## Saved data entries:
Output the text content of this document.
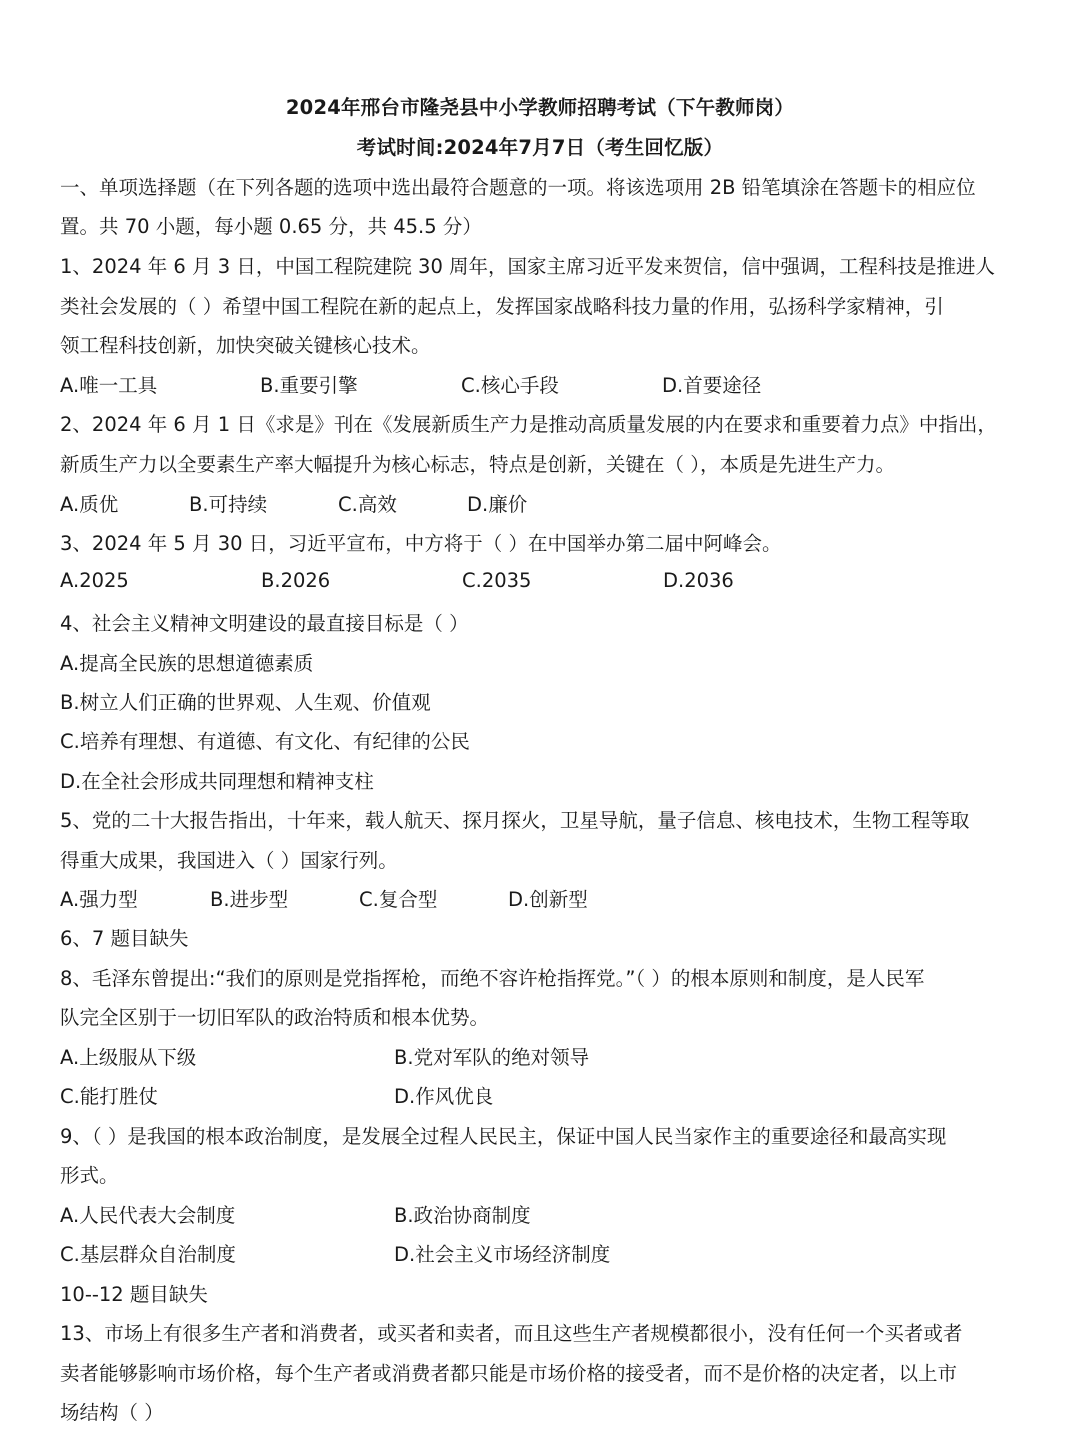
2024年邢台市隆尧县中小学教师招聘考试（下午教师岗）
考试时间:2024年7月7日（考生回忆版）
一、单项选择题（在下列各题的选项中选出最符合题意的一项。将该选项用 2B 铅笔填涂在答题卡的相应位
置。共 70 小题，每小题 0.65 分，共 45.5 分）
1、2024 年 6 月 3 日，中国工程院建院 30 周年，国家主席习近平发来贺信，信中强调，工程科技是推进人
类社会发展的（ ）希望中国工程院在新的起点上，发挥国家战略科技力量的作用，弘扬科学家精神，引
领工程科技创新，加快突破关键核心技术。
A.唯一工具	B.重要引擎	C.核心手段	D.首要途径
2、2024 年 6 月 1 日《求是》刊在《发展新质生产力是推动高质量发展的内在要求和重要着力点》中指出，
新质生产力以全要素生产率大幅提升为核心标志，特点是创新，关键在（ ），本质是先进生产力。
A.质优	B.可持续	C.高效	D.廉价
3、2024 年 5 月 30 日，习近平宣布，中方将于（ ）在中国举办第二届中阿峰会。
A.2025	B.2026	C.2035	D.2036
4、社会主义精神文明建设的最直接目标是（ ）
A.提高全民族的思想道德素质
B.树立人们正确的世界观、人生观、价值观
C.培养有理想、有道德、有文化、有纪律的公民
D.在全社会形成共同理想和精神支柱
5、党的二十大报告指出，十年来，载人航天、探月探火，卫星导航，量子信息、核电技术，生物工程等取
得重大成果，我国进入（ ）国家行列。
A.强力型	B.进步型	C.复合型	D.创新型
6、7 题目缺失
8、毛泽东曾提出:“我们的原则是党指挥枪，而绝不容许枪指挥党。”（ ）的根本原则和制度，是人民军
队完全区别于一切旧军队的政治特质和根本优势。
A.上级服从下级	B.党对军队的绝对领导
C.能打胜仗	D.作风优良
9、（ ）是我国的根本政治制度，是发展全过程人民民主，保证中国人民当家作主的重要途径和最高实现
形式。
A.人民代表大会制度	B.政治协商制度
C.基层群众自治制度	D.社会主义市场经济制度
10--12 题目缺失
13、市场上有很多生产者和消费者，或买者和卖者，而且这些生产者规模都很小，没有任何一个买者或者
卖者能够影响市场价格，每个生产者或消费者都只能是市场价格的接受者，而不是价格的决定者，以上市
场结构（ ）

## WORK TO BE COMPLETED:
Write out again every line above exactly as given; the pictures do not belong in the copy.

## FINISHED TASK:
Output the text content of this document.
2024年邢台市隆尧县中小学教师招聘考试（下午教师岗）
考试时间:2024年7月7日（考生回忆版）
一、单项选择题（在下列各题的选项中选出最符合题意的一项。将该选项用 2B 铅笔填涂在答题卡的相应位
置。共 70 小题，每小题 0.65 分，共 45.5 分）
1、2024 年 6 月 3 日，中国工程院建院 30 周年，国家主席习近平发来贺信，信中强调，工程科技是推进人
类社会发展的（ ）希望中国工程院在新的起点上，发挥国家战略科技力量的作用，弘扬科学家精神，引
领工程科技创新，加快突破关键核心技术。
A.唯一工具	B.重要引擎	C.核心手段	D.首要途径
2、2024 年 6 月 1 日《求是》刊在《发展新质生产力是推动高质量发展的内在要求和重要着力点》中指出，
新质生产力以全要素生产率大幅提升为核心标志，特点是创新，关键在（ ），本质是先进生产力。
A.质优	B.可持续	C.高效	D.廉价
3、2024 年 5 月 30 日，习近平宣布，中方将于（ ）在中国举办第二届中阿峰会。
A.2025	B.2026	C.2035	D.2036
4、社会主义精神文明建设的最直接目标是（ ）
A.提高全民族的思想道德素质
B.树立人们正确的世界观、人生观、价值观
C.培养有理想、有道德、有文化、有纪律的公民
D.在全社会形成共同理想和精神支柱
5、党的二十大报告指出，十年来，载人航天、探月探火，卫星导航，量子信息、核电技术，生物工程等取
得重大成果，我国进入（ ）国家行列。
A.强力型	B.进步型	C.复合型	D.创新型
6、7 题目缺失
8、毛泽东曾提出:“我们的原则是党指挥枪，而绝不容许枪指挥党。”（ ）的根本原则和制度，是人民军
队完全区别于一切旧军队的政治特质和根本优势。
A.上级服从下级	B.党对军队的绝对领导
C.能打胜仗	D.作风优良
9、（ ）是我国的根本政治制度，是发展全过程人民民主，保证中国人民当家作主的重要途径和最高实现
形式。
A.人民代表大会制度	B.政治协商制度
C.基层群众自治制度	D.社会主义市场经济制度
10--12 题目缺失
13、市场上有很多生产者和消费者，或买者和卖者，而且这些生产者规模都很小，没有任何一个买者或者
卖者能够影响市场价格，每个生产者或消费者都只能是市场价格的接受者，而不是价格的决定者，以上市
场结构（ ）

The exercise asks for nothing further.